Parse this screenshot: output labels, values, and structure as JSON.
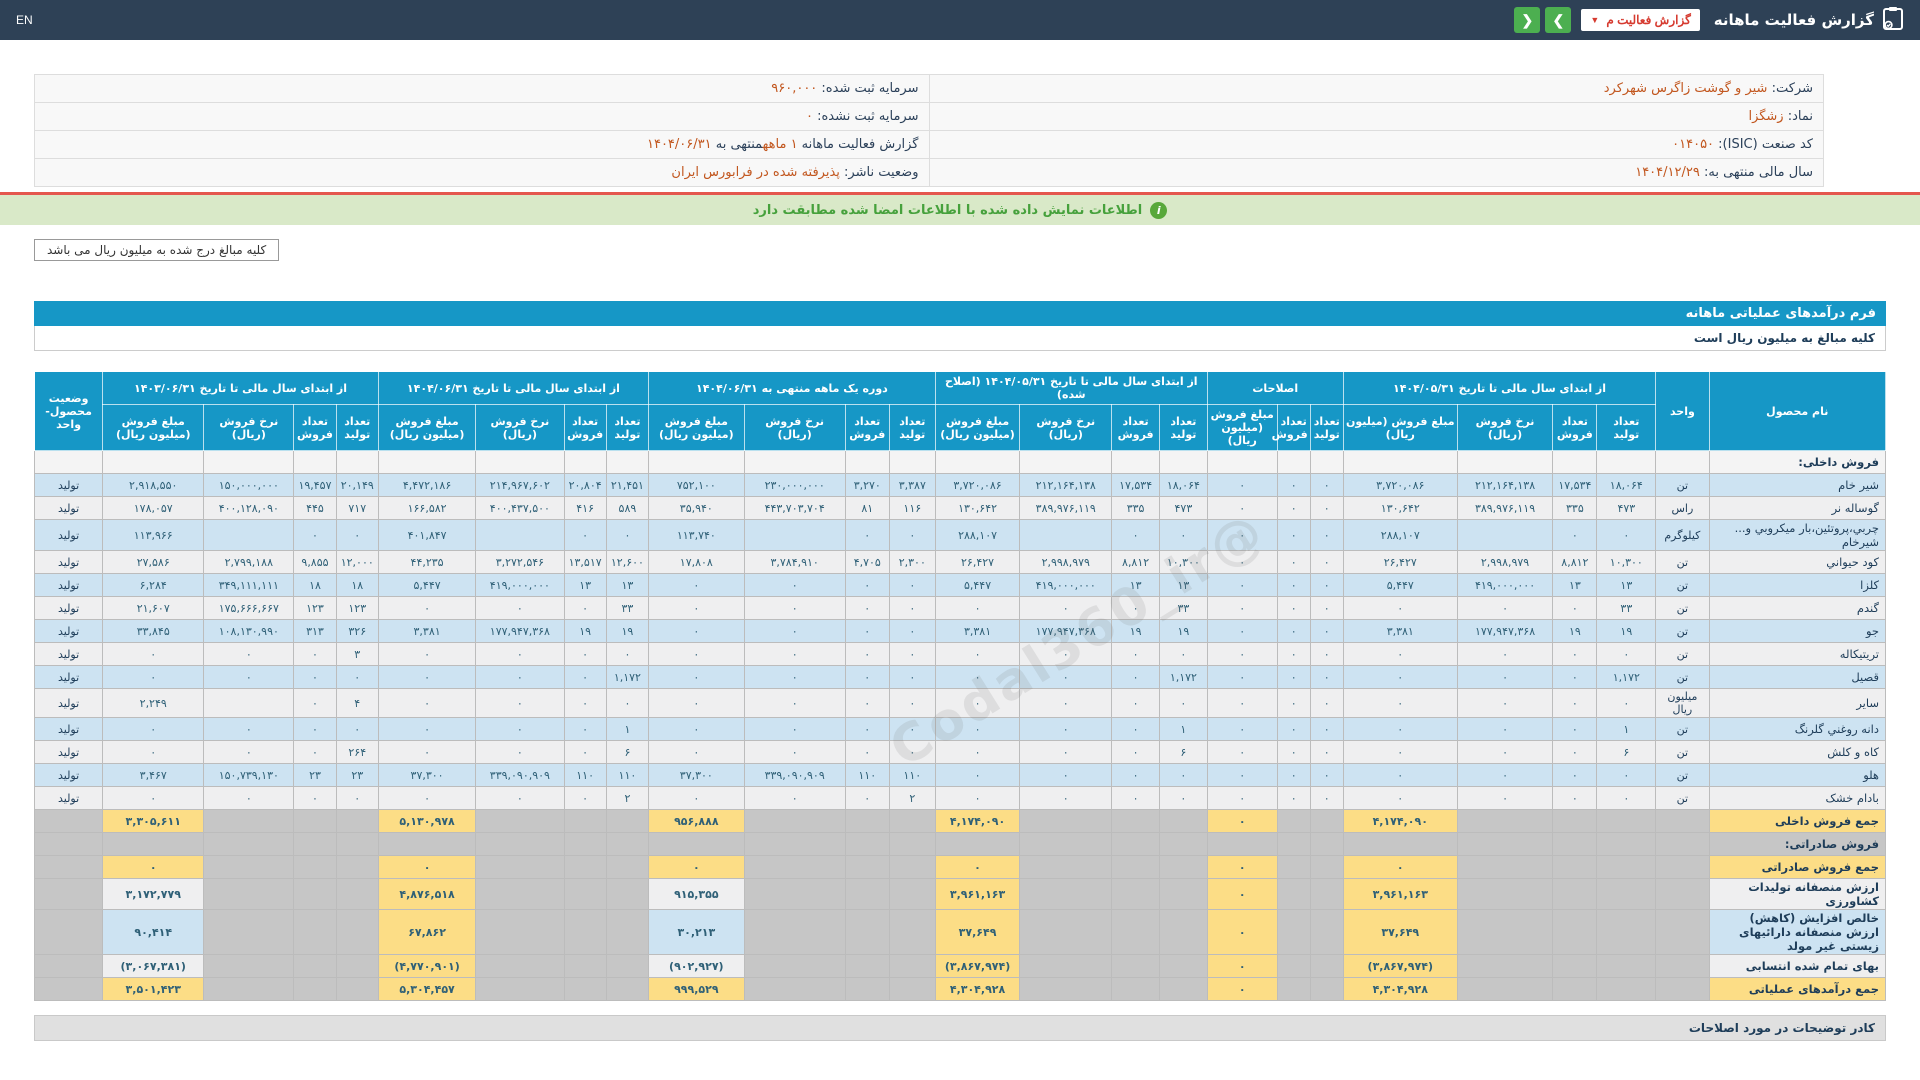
{
  "topbar": {
    "title": "گزارش فعالیت ماهانه",
    "report_dropdown": "گزارش فعالیت م",
    "dropdown_caret": "▼",
    "nav_next": "❯",
    "nav_prev": "❮",
    "language": "EN"
  },
  "info": {
    "rows": [
      {
        "right": [
          {
            "t": "شرکت:  ",
            "hl": false
          },
          {
            "t": "شیر و گوشت زاگرس شهرکرد",
            "hl": true
          }
        ],
        "left": [
          {
            "t": "سرمایه ثبت شده:  ",
            "hl": false
          },
          {
            "t": "۹۶۰,۰۰۰",
            "hl": true
          }
        ]
      },
      {
        "right": [
          {
            "t": "نماد:  ",
            "hl": false
          },
          {
            "t": "زشگزا",
            "hl": true
          }
        ],
        "left": [
          {
            "t": "سرمایه ثبت نشده:  ",
            "hl": false
          },
          {
            "t": "۰",
            "hl": true
          }
        ]
      },
      {
        "right": [
          {
            "t": "کد صنعت (ISIC):  ",
            "hl": false
          },
          {
            "t": "۰۱۴۰۵۰",
            "hl": true
          }
        ],
        "left": [
          {
            "t": "گزارش فعالیت ماهانه ",
            "hl": false
          },
          {
            "t": "۱ ماهه",
            "hl": true
          },
          {
            "t": "منتهی به ",
            "hl": false
          },
          {
            "t": "۱۴۰۴/۰۶/۳۱",
            "hl": true
          }
        ]
      },
      {
        "right": [
          {
            "t": "سال مالی منتهی به:  ",
            "hl": false
          },
          {
            "t": "۱۴۰۴/۱۲/۲۹",
            "hl": true
          }
        ],
        "left": [
          {
            "t": "وضعیت ناشر:  ",
            "hl": false
          },
          {
            "t": "پذیرفته شده در فرابورس ایران",
            "hl": true
          }
        ]
      }
    ]
  },
  "notice": {
    "text": "اطلاعات نمایش داده شده با اطلاعات امضا شده مطابقت دارد",
    "icon": "i"
  },
  "unit_note": "کلیه مبالغ درج شده به میلیون ریال می باشد",
  "form": {
    "title": "فرم درآمدهای عملیاتی ماهانه",
    "subtitle": "کلیه مبالغ به میلیون ریال است"
  },
  "watermark": "@Codal360_ir",
  "footer": {
    "comments_title": "کادر توضیحات در مورد اصلاحات"
  },
  "table": {
    "col_product": "نام محصول",
    "col_unit": "واحد",
    "col_status": "وضعیت محصول-واحد",
    "groups": [
      {
        "key": "g1",
        "label": "از ابتدای سال مالی تا تاریخ ۱۴۰۴/۰۵/۳۱",
        "cols": [
          "تعداد تولید",
          "تعداد فروش",
          "نرخ فروش (ریال)",
          "مبلغ فروش (میلیون ریال)"
        ]
      },
      {
        "key": "adj",
        "label": "اصلاحات",
        "cols": [
          "تعداد تولید",
          "تعداد فروش",
          "مبلغ فروش (میلیون ریال)"
        ]
      },
      {
        "key": "g2",
        "label": "از ابتدای سال مالی تا تاریخ ۱۴۰۴/۰۵/۳۱ (اصلاح شده)",
        "cols": [
          "تعداد تولید",
          "تعداد فروش",
          "نرخ فروش (ریال)",
          "مبلغ فروش (میلیون ریال)"
        ]
      },
      {
        "key": "month",
        "label": "دوره یک ماهه منتهی به ۱۴۰۴/۰۶/۳۱",
        "cols": [
          "تعداد تولید",
          "تعداد فروش",
          "نرخ فروش (ریال)",
          "مبلغ فروش (میلیون ریال)"
        ]
      },
      {
        "key": "ytd",
        "label": "از ابتدای سال مالی تا تاریخ ۱۴۰۴/۰۶/۳۱",
        "cols": [
          "تعداد تولید",
          "تعداد فروش",
          "نرخ فروش (ریال)",
          "مبلغ فروش (میلیون ریال)"
        ]
      },
      {
        "key": "prev",
        "label": "از ابتدای سال مالی تا تاریخ ۱۴۰۳/۰۶/۳۱",
        "cols": [
          "تعداد تولید",
          "تعداد فروش",
          "نرخ فروش (ریال)",
          "مبلغ فروش (میلیون ریال)"
        ]
      }
    ],
    "rows": [
      {
        "type": "section",
        "variant": "light",
        "name": "فروش داخلی:"
      },
      {
        "type": "product",
        "shade": "blue",
        "name": "شیر خام",
        "unit": "تن",
        "status": "تولید",
        "g1": [
          "۱۸,۰۶۴",
          "۱۷,۵۳۴",
          "۲۱۲,۱۶۴,۱۳۸",
          "۳,۷۲۰,۰۸۶"
        ],
        "adj": [
          "۰",
          "۰",
          "۰"
        ],
        "g2": [
          "۱۸,۰۶۴",
          "۱۷,۵۳۴",
          "۲۱۲,۱۶۴,۱۳۸",
          "۳,۷۲۰,۰۸۶"
        ],
        "month": [
          "۳,۳۸۷",
          "۳,۲۷۰",
          "۲۳۰,۰۰۰,۰۰۰",
          "۷۵۲,۱۰۰"
        ],
        "ytd": [
          "۲۱,۴۵۱",
          "۲۰,۸۰۴",
          "۲۱۴,۹۶۷,۶۰۲",
          "۴,۴۷۲,۱۸۶"
        ],
        "prev": [
          "۲۰,۱۴۹",
          "۱۹,۴۵۷",
          "۱۵۰,۰۰۰,۰۰۰",
          "۲,۹۱۸,۵۵۰"
        ]
      },
      {
        "type": "product",
        "shade": "white",
        "name": "گوساله نر",
        "unit": "راس",
        "status": "تولید",
        "g1": [
          "۴۷۳",
          "۳۳۵",
          "۳۸۹,۹۷۶,۱۱۹",
          "۱۳۰,۶۴۲"
        ],
        "adj": [
          "۰",
          "۰",
          "۰"
        ],
        "g2": [
          "۴۷۳",
          "۳۳۵",
          "۳۸۹,۹۷۶,۱۱۹",
          "۱۳۰,۶۴۲"
        ],
        "month": [
          "۱۱۶",
          "۸۱",
          "۴۴۳,۷۰۳,۷۰۴",
          "۳۵,۹۴۰"
        ],
        "ytd": [
          "۵۸۹",
          "۴۱۶",
          "۴۰۰,۴۳۷,۵۰۰",
          "۱۶۶,۵۸۲"
        ],
        "prev": [
          "۷۱۷",
          "۴۴۵",
          "۴۰۰,۱۲۸,۰۹۰",
          "۱۷۸,۰۵۷"
        ]
      },
      {
        "type": "product",
        "shade": "blue",
        "name": "چربي،پروتئين،بار ميکروبي و... شيرخام",
        "unit": "کیلوگرم",
        "status": "تولید",
        "g1": [
          "۰",
          "۰",
          "",
          "۲۸۸,۱۰۷"
        ],
        "adj": [
          "۰",
          "۰",
          "۰"
        ],
        "g2": [
          "۰",
          "۰",
          "",
          "۲۸۸,۱۰۷"
        ],
        "month": [
          "۰",
          "۰",
          "",
          "۱۱۳,۷۴۰"
        ],
        "ytd": [
          "۰",
          "۰",
          "",
          "۴۰۱,۸۴۷"
        ],
        "prev": [
          "۰",
          "۰",
          "",
          "۱۱۳,۹۶۶"
        ]
      },
      {
        "type": "product",
        "shade": "white",
        "name": "کود حيواني",
        "unit": "تن",
        "status": "تولید",
        "g1": [
          "۱۰,۳۰۰",
          "۸,۸۱۲",
          "۲,۹۹۸,۹۷۹",
          "۲۶,۴۲۷"
        ],
        "adj": [
          "۰",
          "۰",
          "۰"
        ],
        "g2": [
          "۱۰,۳۰۰",
          "۸,۸۱۲",
          "۲,۹۹۸,۹۷۹",
          "۲۶,۴۲۷"
        ],
        "month": [
          "۲,۳۰۰",
          "۴,۷۰۵",
          "۳,۷۸۴,۹۱۰",
          "۱۷,۸۰۸"
        ],
        "ytd": [
          "۱۲,۶۰۰",
          "۱۳,۵۱۷",
          "۳,۲۷۲,۵۴۶",
          "۴۴,۲۳۵"
        ],
        "prev": [
          "۱۲,۰۰۰",
          "۹,۸۵۵",
          "۲,۷۹۹,۱۸۸",
          "۲۷,۵۸۶"
        ]
      },
      {
        "type": "product",
        "shade": "blue",
        "name": "کلزا",
        "unit": "تن",
        "status": "تولید",
        "g1": [
          "۱۳",
          "۱۳",
          "۴۱۹,۰۰۰,۰۰۰",
          "۵,۴۴۷"
        ],
        "adj": [
          "۰",
          "۰",
          "۰"
        ],
        "g2": [
          "۱۳",
          "۱۳",
          "۴۱۹,۰۰۰,۰۰۰",
          "۵,۴۴۷"
        ],
        "month": [
          "۰",
          "۰",
          "۰",
          "۰"
        ],
        "ytd": [
          "۱۳",
          "۱۳",
          "۴۱۹,۰۰۰,۰۰۰",
          "۵,۴۴۷"
        ],
        "prev": [
          "۱۸",
          "۱۸",
          "۳۴۹,۱۱۱,۱۱۱",
          "۶,۲۸۴"
        ]
      },
      {
        "type": "product",
        "shade": "white",
        "name": "گندم",
        "unit": "تن",
        "status": "تولید",
        "g1": [
          "۳۳",
          "۰",
          "۰",
          "۰"
        ],
        "adj": [
          "۰",
          "۰",
          "۰"
        ],
        "g2": [
          "۳۳",
          "۰",
          "۰",
          "۰"
        ],
        "month": [
          "۰",
          "۰",
          "۰",
          "۰"
        ],
        "ytd": [
          "۳۳",
          "۰",
          "۰",
          "۰"
        ],
        "prev": [
          "۱۲۳",
          "۱۲۳",
          "۱۷۵,۶۶۶,۶۶۷",
          "۲۱,۶۰۷"
        ]
      },
      {
        "type": "product",
        "shade": "blue",
        "name": "جو",
        "unit": "تن",
        "status": "تولید",
        "g1": [
          "۱۹",
          "۱۹",
          "۱۷۷,۹۴۷,۳۶۸",
          "۳,۳۸۱"
        ],
        "adj": [
          "۰",
          "۰",
          "۰"
        ],
        "g2": [
          "۱۹",
          "۱۹",
          "۱۷۷,۹۴۷,۳۶۸",
          "۳,۳۸۱"
        ],
        "month": [
          "۰",
          "۰",
          "۰",
          "۰"
        ],
        "ytd": [
          "۱۹",
          "۱۹",
          "۱۷۷,۹۴۷,۳۶۸",
          "۳,۳۸۱"
        ],
        "prev": [
          "۳۲۶",
          "۳۱۳",
          "۱۰۸,۱۳۰,۹۹۰",
          "۳۳,۸۴۵"
        ]
      },
      {
        "type": "product",
        "shade": "white",
        "name": "تریتیکاله",
        "unit": "تن",
        "status": "تولید",
        "g1": [
          "۰",
          "۰",
          "۰",
          "۰"
        ],
        "adj": [
          "۰",
          "۰",
          "۰"
        ],
        "g2": [
          "۰",
          "۰",
          "۰",
          "۰"
        ],
        "month": [
          "۰",
          "۰",
          "۰",
          "۰"
        ],
        "ytd": [
          "۰",
          "۰",
          "۰",
          "۰"
        ],
        "prev": [
          "۳",
          "۰",
          "۰",
          "۰"
        ]
      },
      {
        "type": "product",
        "shade": "blue",
        "name": "قصیل",
        "unit": "تن",
        "status": "تولید",
        "g1": [
          "۱,۱۷۲",
          "۰",
          "۰",
          "۰"
        ],
        "adj": [
          "۰",
          "۰",
          "۰"
        ],
        "g2": [
          "۱,۱۷۲",
          "۰",
          "۰",
          "۰"
        ],
        "month": [
          "۰",
          "۰",
          "۰",
          "۰"
        ],
        "ytd": [
          "۱,۱۷۲",
          "۰",
          "۰",
          "۰"
        ],
        "prev": [
          "۰",
          "۰",
          "۰",
          "۰"
        ]
      },
      {
        "type": "product",
        "shade": "white",
        "name": "سایر",
        "unit": "میلیون ریال",
        "status": "تولید",
        "g1": [
          "۰",
          "۰",
          "۰",
          "۰"
        ],
        "adj": [
          "۰",
          "۰",
          "۰"
        ],
        "g2": [
          "۰",
          "۰",
          "۰",
          "۰"
        ],
        "month": [
          "۰",
          "۰",
          "۰",
          "۰"
        ],
        "ytd": [
          "۰",
          "۰",
          "۰",
          "۰"
        ],
        "prev": [
          "۴",
          "۰",
          "",
          "۲,۲۴۹"
        ]
      },
      {
        "type": "product",
        "shade": "blue",
        "name": "دانه روغني گلرنگ",
        "unit": "تن",
        "status": "تولید",
        "g1": [
          "۱",
          "۰",
          "۰",
          "۰"
        ],
        "adj": [
          "۰",
          "۰",
          "۰"
        ],
        "g2": [
          "۱",
          "۰",
          "۰",
          "۰"
        ],
        "month": [
          "۰",
          "۰",
          "۰",
          "۰"
        ],
        "ytd": [
          "۱",
          "۰",
          "۰",
          "۰"
        ],
        "prev": [
          "۰",
          "۰",
          "۰",
          "۰"
        ]
      },
      {
        "type": "product",
        "shade": "white",
        "name": "کاه و کلش",
        "unit": "تن",
        "status": "تولید",
        "g1": [
          "۶",
          "۰",
          "۰",
          "۰"
        ],
        "adj": [
          "۰",
          "۰",
          "۰"
        ],
        "g2": [
          "۶",
          "۰",
          "۰",
          "۰"
        ],
        "month": [
          "۰",
          "۰",
          "۰",
          "۰"
        ],
        "ytd": [
          "۶",
          "۰",
          "۰",
          "۰"
        ],
        "prev": [
          "۲۶۴",
          "۰",
          "۰",
          "۰"
        ]
      },
      {
        "type": "product",
        "shade": "blue",
        "name": "هلو",
        "unit": "تن",
        "status": "تولید",
        "g1": [
          "۰",
          "۰",
          "۰",
          "۰"
        ],
        "adj": [
          "۰",
          "۰",
          "۰"
        ],
        "g2": [
          "۰",
          "۰",
          "۰",
          "۰"
        ],
        "month": [
          "۱۱۰",
          "۱۱۰",
          "۳۳۹,۰۹۰,۹۰۹",
          "۳۷,۳۰۰"
        ],
        "ytd": [
          "۱۱۰",
          "۱۱۰",
          "۳۳۹,۰۹۰,۹۰۹",
          "۳۷,۳۰۰"
        ],
        "prev": [
          "۲۳",
          "۲۳",
          "۱۵۰,۷۳۹,۱۳۰",
          "۳,۴۶۷"
        ]
      },
      {
        "type": "product",
        "shade": "white",
        "name": "بادام خشک",
        "unit": "تن",
        "status": "تولید",
        "g1": [
          "۰",
          "۰",
          "۰",
          "۰"
        ],
        "adj": [
          "۰",
          "۰",
          "۰"
        ],
        "g2": [
          "۰",
          "۰",
          "۰",
          "۰"
        ],
        "month": [
          "۲",
          "۰",
          "۰",
          "۰"
        ],
        "ytd": [
          "۲",
          "۰",
          "۰",
          "۰"
        ],
        "prev": [
          "۰",
          "۰",
          "۰",
          "۰"
        ]
      },
      {
        "type": "summary",
        "name": "جمع فروش داخلی",
        "name_bg": "yellow",
        "shade": "white",
        "stripe_cols": [],
        "amounts": {
          "g1": "۴,۱۷۴,۰۹۰",
          "adj": "۰",
          "g2": "۴,۱۷۴,۰۹۰",
          "month": "۹۵۶,۸۸۸",
          "ytd": "۵,۱۳۰,۹۷۸",
          "prev": "۳,۳۰۵,۶۱۱"
        }
      },
      {
        "type": "section",
        "variant": "dark",
        "name": "فروش صادراتی:"
      },
      {
        "type": "summary",
        "name": "جمع فروش صادراتی",
        "name_bg": "yellow",
        "shade": "white",
        "stripe_cols": [],
        "amounts": {
          "g1": "۰",
          "adj": "۰",
          "g2": "۰",
          "month": "۰",
          "ytd": "۰",
          "prev": "۰"
        }
      },
      {
        "type": "summary",
        "name": "ارزش منصفانه تولیدات کشاورزی",
        "name_bg": "stripe",
        "shade": "white",
        "stripe_cols": [
          "month",
          "prev"
        ],
        "amounts": {
          "g1": "۳,۹۶۱,۱۶۳",
          "adj": "۰",
          "g2": "۳,۹۶۱,۱۶۳",
          "month": "۹۱۵,۳۵۵",
          "ytd": "۴,۸۷۶,۵۱۸",
          "prev": "۳,۱۷۲,۷۷۹"
        }
      },
      {
        "type": "summary",
        "name": "خالص افزایش (کاهش) ارزش منصفانه دارائیهای زیستی غیر مولد",
        "name_bg": "stripe",
        "shade": "blue",
        "stripe_cols": [
          "month",
          "prev"
        ],
        "amounts": {
          "g1": "۳۷,۶۴۹",
          "adj": "۰",
          "g2": "۳۷,۶۴۹",
          "month": "۳۰,۲۱۳",
          "ytd": "۶۷,۸۶۲",
          "prev": "۹۰,۴۱۴"
        }
      },
      {
        "type": "summary",
        "name": "بهای تمام شده انتسابی",
        "name_bg": "stripe",
        "shade": "white",
        "stripe_cols": [
          "month",
          "prev"
        ],
        "amounts": {
          "g1": "(۳,۸۶۷,۹۷۴)",
          "adj": "۰",
          "g2": "(۳,۸۶۷,۹۷۴)",
          "month": "(۹۰۲,۹۲۷)",
          "ytd": "(۴,۷۷۰,۹۰۱)",
          "prev": "(۳,۰۶۷,۳۸۱)"
        }
      },
      {
        "type": "summary",
        "name": "جمع درآمدهای عملیاتی",
        "name_bg": "yellow",
        "shade": "white",
        "stripe_cols": [],
        "amounts": {
          "g1": "۴,۳۰۴,۹۲۸",
          "adj": "۰",
          "g2": "۴,۳۰۴,۹۲۸",
          "month": "۹۹۹,۵۲۹",
          "ytd": "۵,۳۰۴,۴۵۷",
          "prev": "۳,۵۰۱,۴۲۳"
        }
      }
    ]
  }
}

****************************************

> _Task prompt_:
Pick out and copy the lines of the entries that hold the string "ماهانه".

> _Expected answer_:
    "title": "گزارش فعالیت ماهانه",
            "t": "گزارش فعالیت ماهانه ",
    "title": "فرم درآمدهای عملیاتی ماهانه",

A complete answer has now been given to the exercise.